Reproduce every line of the records below, character for character and in the same order.
— START —
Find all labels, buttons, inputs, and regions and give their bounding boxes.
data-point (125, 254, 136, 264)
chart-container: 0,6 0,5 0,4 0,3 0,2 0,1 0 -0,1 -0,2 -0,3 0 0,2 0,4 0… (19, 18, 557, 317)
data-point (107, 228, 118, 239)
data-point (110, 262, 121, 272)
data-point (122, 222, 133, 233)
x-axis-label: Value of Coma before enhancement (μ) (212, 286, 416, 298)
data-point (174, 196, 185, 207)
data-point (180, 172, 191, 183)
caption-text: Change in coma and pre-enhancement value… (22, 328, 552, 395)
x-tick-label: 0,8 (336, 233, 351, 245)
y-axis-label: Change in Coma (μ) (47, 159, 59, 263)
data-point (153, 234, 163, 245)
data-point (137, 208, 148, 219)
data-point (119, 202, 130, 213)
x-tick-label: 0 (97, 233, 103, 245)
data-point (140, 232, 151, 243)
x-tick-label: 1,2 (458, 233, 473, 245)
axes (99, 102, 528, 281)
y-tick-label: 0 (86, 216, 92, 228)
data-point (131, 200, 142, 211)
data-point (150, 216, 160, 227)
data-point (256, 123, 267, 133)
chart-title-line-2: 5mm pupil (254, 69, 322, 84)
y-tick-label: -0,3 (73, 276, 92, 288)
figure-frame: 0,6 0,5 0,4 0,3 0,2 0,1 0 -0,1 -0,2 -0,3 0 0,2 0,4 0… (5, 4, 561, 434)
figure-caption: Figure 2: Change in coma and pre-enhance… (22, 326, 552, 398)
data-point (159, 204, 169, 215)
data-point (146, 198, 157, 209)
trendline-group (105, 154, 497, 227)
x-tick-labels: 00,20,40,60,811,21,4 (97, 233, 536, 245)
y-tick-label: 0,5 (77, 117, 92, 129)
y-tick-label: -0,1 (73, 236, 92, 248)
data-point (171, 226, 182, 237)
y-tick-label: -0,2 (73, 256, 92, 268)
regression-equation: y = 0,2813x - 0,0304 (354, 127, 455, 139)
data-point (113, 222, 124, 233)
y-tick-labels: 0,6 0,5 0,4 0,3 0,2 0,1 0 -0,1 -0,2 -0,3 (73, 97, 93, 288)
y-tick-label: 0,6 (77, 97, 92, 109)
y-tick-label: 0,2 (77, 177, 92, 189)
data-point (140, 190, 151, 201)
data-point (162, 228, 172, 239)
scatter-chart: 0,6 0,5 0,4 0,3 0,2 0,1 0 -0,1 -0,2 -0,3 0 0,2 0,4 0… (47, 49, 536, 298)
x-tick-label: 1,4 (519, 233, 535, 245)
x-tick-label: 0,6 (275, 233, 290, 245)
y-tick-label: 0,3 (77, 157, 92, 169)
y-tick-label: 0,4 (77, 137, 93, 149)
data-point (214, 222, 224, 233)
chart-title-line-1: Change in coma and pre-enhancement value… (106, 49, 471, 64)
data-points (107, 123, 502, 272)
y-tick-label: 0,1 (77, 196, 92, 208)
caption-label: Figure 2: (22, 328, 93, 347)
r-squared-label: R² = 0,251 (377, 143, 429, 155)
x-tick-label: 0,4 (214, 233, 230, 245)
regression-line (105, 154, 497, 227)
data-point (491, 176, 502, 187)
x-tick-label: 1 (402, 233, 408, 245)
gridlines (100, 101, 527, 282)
— END —
RESPONSE:
Find all labels, buttons, inputs, and regions and give their bounding boxes.
data-point (125, 254, 136, 264)
chart-container: 0,6 0,5 0,4 0,3 0,2 0,1 0 -0,1 -0,2 -0,3 0 0,2 0,4 0… (19, 18, 557, 317)
data-point (107, 228, 118, 239)
data-point (110, 262, 121, 272)
data-point (122, 222, 133, 233)
x-axis-label: Value of Coma before enhancement (μ) (212, 286, 416, 298)
data-point (174, 196, 185, 207)
data-point (180, 172, 191, 183)
caption-text: Change in coma and pre-enhancement value… (22, 328, 552, 395)
x-tick-label: 0,8 (336, 233, 351, 245)
y-axis-label: Change in Coma (μ) (47, 159, 59, 263)
data-point (153, 234, 163, 245)
data-point (137, 208, 148, 219)
data-point (119, 202, 130, 213)
x-tick-label: 0 (97, 233, 103, 245)
data-point (140, 232, 151, 243)
x-tick-label: 1,2 (458, 233, 473, 245)
axes (99, 102, 528, 281)
y-tick-label: 0 (86, 216, 92, 228)
data-point (131, 200, 142, 211)
data-point (150, 216, 160, 227)
data-point (256, 123, 267, 133)
chart-title-line-2: 5mm pupil (254, 69, 322, 84)
y-tick-label: -0,3 (73, 276, 92, 288)
figure-frame: 0,6 0,5 0,4 0,3 0,2 0,1 0 -0,1 -0,2 -0,3 0 0,2 0,4 0… (5, 4, 561, 434)
figure-caption: Figure 2: Change in coma and pre-enhance… (22, 326, 552, 398)
data-point (159, 204, 169, 215)
data-point (146, 198, 157, 209)
trendline-group (105, 154, 497, 227)
x-tick-labels: 00,20,40,60,811,21,4 (97, 233, 536, 245)
y-tick-label: 0,5 (77, 117, 92, 129)
y-tick-label: -0,1 (73, 236, 92, 248)
data-point (171, 226, 182, 237)
y-tick-label: -0,2 (73, 256, 92, 268)
regression-equation: y = 0,2813x - 0,0304 (354, 127, 455, 139)
data-point (113, 222, 124, 233)
y-tick-labels: 0,6 0,5 0,4 0,3 0,2 0,1 0 -0,1 -0,2 -0,3 (73, 97, 93, 288)
y-tick-label: 0,6 (77, 97, 92, 109)
y-tick-label: 0,2 (77, 177, 92, 189)
data-point (140, 190, 151, 201)
data-point (162, 228, 172, 239)
scatter-chart: 0,6 0,5 0,4 0,3 0,2 0,1 0 -0,1 -0,2 -0,3 0 0,2 0,4 0… (47, 49, 536, 298)
x-tick-label: 1,4 (519, 233, 535, 245)
x-tick-label: 0,6 (275, 233, 290, 245)
y-tick-label: 0,3 (77, 157, 92, 169)
y-tick-label: 0,4 (77, 137, 93, 149)
data-point (214, 222, 224, 233)
chart-title-line-1: Change in coma and pre-enhancement value… (106, 49, 471, 64)
data-points (107, 123, 502, 272)
y-tick-label: 0,1 (77, 196, 92, 208)
caption-label: Figure 2: (22, 328, 93, 347)
r-squared-label: R² = 0,251 (377, 143, 429, 155)
x-tick-label: 0,4 (214, 233, 230, 245)
regression-line (105, 154, 497, 227)
data-point (491, 176, 502, 187)
x-tick-label: 1 (402, 233, 408, 245)
gridlines (100, 101, 527, 282)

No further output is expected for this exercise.